--- Dataset content ---
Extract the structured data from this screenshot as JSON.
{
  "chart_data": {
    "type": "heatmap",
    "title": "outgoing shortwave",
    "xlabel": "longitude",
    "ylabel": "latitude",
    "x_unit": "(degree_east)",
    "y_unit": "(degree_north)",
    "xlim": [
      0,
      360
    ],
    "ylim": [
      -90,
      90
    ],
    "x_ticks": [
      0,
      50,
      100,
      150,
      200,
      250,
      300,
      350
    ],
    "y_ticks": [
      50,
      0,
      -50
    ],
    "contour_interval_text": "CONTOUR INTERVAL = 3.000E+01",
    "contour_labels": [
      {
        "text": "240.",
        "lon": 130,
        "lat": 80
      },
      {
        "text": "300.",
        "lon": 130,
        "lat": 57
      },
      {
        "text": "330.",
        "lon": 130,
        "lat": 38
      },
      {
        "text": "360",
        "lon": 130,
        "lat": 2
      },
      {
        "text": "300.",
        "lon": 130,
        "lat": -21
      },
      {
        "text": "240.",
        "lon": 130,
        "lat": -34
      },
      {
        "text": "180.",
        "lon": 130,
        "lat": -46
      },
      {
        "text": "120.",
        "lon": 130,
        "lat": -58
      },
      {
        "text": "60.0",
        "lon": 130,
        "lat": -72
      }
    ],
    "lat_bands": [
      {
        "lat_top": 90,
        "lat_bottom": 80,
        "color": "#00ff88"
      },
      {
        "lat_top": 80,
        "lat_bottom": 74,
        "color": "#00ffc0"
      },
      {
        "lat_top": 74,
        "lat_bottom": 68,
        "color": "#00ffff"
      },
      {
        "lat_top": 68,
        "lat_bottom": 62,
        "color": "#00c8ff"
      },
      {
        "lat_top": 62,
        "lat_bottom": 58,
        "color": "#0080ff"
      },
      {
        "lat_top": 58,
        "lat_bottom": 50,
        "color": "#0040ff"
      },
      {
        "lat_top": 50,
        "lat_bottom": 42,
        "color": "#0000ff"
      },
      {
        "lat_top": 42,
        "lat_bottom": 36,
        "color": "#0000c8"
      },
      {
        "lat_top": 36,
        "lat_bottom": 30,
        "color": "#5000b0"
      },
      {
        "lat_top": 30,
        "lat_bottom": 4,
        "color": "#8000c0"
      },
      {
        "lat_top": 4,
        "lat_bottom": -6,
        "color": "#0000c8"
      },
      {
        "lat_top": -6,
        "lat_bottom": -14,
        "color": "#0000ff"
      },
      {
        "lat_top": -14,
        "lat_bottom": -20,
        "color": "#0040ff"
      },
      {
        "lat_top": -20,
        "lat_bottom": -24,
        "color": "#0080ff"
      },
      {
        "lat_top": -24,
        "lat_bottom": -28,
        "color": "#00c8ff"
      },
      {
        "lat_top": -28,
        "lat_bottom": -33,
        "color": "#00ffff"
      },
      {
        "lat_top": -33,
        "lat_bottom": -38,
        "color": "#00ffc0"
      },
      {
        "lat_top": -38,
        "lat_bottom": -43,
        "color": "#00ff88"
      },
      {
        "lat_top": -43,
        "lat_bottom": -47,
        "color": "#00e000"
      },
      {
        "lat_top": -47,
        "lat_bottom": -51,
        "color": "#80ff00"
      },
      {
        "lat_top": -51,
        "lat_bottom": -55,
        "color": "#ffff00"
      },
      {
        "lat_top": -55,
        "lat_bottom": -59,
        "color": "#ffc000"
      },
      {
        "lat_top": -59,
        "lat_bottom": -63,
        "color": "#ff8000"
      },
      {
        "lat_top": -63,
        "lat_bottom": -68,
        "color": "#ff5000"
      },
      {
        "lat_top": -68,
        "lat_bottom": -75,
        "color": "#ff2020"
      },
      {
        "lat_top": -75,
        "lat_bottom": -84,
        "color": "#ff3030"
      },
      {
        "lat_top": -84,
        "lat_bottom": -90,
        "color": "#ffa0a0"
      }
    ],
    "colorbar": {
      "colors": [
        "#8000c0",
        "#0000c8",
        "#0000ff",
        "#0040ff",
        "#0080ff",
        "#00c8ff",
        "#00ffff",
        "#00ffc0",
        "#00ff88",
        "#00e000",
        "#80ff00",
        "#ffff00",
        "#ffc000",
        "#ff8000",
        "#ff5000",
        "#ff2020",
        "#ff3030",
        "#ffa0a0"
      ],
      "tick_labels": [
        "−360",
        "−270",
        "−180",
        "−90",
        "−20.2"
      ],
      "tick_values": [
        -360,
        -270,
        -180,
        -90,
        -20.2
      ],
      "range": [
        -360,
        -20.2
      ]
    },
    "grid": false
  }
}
---
_Goal_:
Recite the full listing above exactly.

_Expected answer_:
Extract the structured data from this screenshot as JSON.
{
  "chart_data": {
    "type": "heatmap",
    "title": "outgoing shortwave",
    "xlabel": "longitude",
    "ylabel": "latitude",
    "x_unit": "(degree_east)",
    "y_unit": "(degree_north)",
    "xlim": [
      0,
      360
    ],
    "ylim": [
      -90,
      90
    ],
    "x_ticks": [
      0,
      50,
      100,
      150,
      200,
      250,
      300,
      350
    ],
    "y_ticks": [
      50,
      0,
      -50
    ],
    "contour_interval_text": "CONTOUR INTERVAL = 3.000E+01",
    "contour_labels": [
      {
        "text": "240.",
        "lon": 130,
        "lat": 80
      },
      {
        "text": "300.",
        "lon": 130,
        "lat": 57
      },
      {
        "text": "330.",
        "lon": 130,
        "lat": 38
      },
      {
        "text": "360",
        "lon": 130,
        "lat": 2
      },
      {
        "text": "300.",
        "lon": 130,
        "lat": -21
      },
      {
        "text": "240.",
        "lon": 130,
        "lat": -34
      },
      {
        "text": "180.",
        "lon": 130,
        "lat": -46
      },
      {
        "text": "120.",
        "lon": 130,
        "lat": -58
      },
      {
        "text": "60.0",
        "lon": 130,
        "lat": -72
      }
    ],
    "lat_bands": [
      {
        "lat_top": 90,
        "lat_bottom": 80,
        "color": "#00ff88"
      },
      {
        "lat_top": 80,
        "lat_bottom": 74,
        "color": "#00ffc0"
      },
      {
        "lat_top": 74,
        "lat_bottom": 68,
        "color": "#00ffff"
      },
      {
        "lat_top": 68,
        "lat_bottom": 62,
        "color": "#00c8ff"
      },
      {
        "lat_top": 62,
        "lat_bottom": 58,
        "color": "#0080ff"
      },
      {
        "lat_top": 58,
        "lat_bottom": 50,
        "color": "#0040ff"
      },
      {
        "lat_top": 50,
        "lat_bottom": 42,
        "color": "#0000ff"
      },
      {
        "lat_top": 42,
        "lat_bottom": 36,
        "color": "#0000c8"
      },
      {
        "lat_top": 36,
        "lat_bottom": 30,
        "color": "#5000b0"
      },
      {
        "lat_top": 30,
        "lat_bottom": 4,
        "color": "#8000c0"
      },
      {
        "lat_top": 4,
        "lat_bottom": -6,
        "color": "#0000c8"
      },
      {
        "lat_top": -6,
        "lat_bottom": -14,
        "color": "#0000ff"
      },
      {
        "lat_top": -14,
        "lat_bottom": -20,
        "color": "#0040ff"
      },
      {
        "lat_top": -20,
        "lat_bottom": -24,
        "color": "#0080ff"
      },
      {
        "lat_top": -24,
        "lat_bottom": -28,
        "color": "#00c8ff"
      },
      {
        "lat_top": -28,
        "lat_bottom": -33,
        "color": "#00ffff"
      },
      {
        "lat_top": -33,
        "lat_bottom": -38,
        "color": "#00ffc0"
      },
      {
        "lat_top": -38,
        "lat_bottom": -43,
        "color": "#00ff88"
      },
      {
        "lat_top": -43,
        "lat_bottom": -47,
        "color": "#00e000"
      },
      {
        "lat_top": -47,
        "lat_bottom": -51,
        "color": "#80ff00"
      },
      {
        "lat_top": -51,
        "lat_bottom": -55,
        "color": "#ffff00"
      },
      {
        "lat_top": -55,
        "lat_bottom": -59,
        "color": "#ffc000"
      },
      {
        "lat_top": -59,
        "lat_bottom": -63,
        "color": "#ff8000"
      },
      {
        "lat_top": -63,
        "lat_bottom": -68,
        "color": "#ff5000"
      },
      {
        "lat_top": -68,
        "lat_bottom": -75,
        "color": "#ff2020"
      },
      {
        "lat_top": -75,
        "lat_bottom": -84,
        "color": "#ff3030"
      },
      {
        "lat_top": -84,
        "lat_bottom": -90,
        "color": "#ffa0a0"
      }
    ],
    "colorbar": {
      "colors": [
        "#8000c0",
        "#0000c8",
        "#0000ff",
        "#0040ff",
        "#0080ff",
        "#00c8ff",
        "#00ffff",
        "#00ffc0",
        "#00ff88",
        "#00e000",
        "#80ff00",
        "#ffff00",
        "#ffc000",
        "#ff8000",
        "#ff5000",
        "#ff2020",
        "#ff3030",
        "#ffa0a0"
      ],
      "tick_labels": [
        "−360",
        "−270",
        "−180",
        "−90",
        "−20.2"
      ],
      "tick_values": [
        -360,
        -270,
        -180,
        -90,
        -20.2
      ],
      "range": [
        -360,
        -20.2
      ]
    },
    "grid": false
  }
}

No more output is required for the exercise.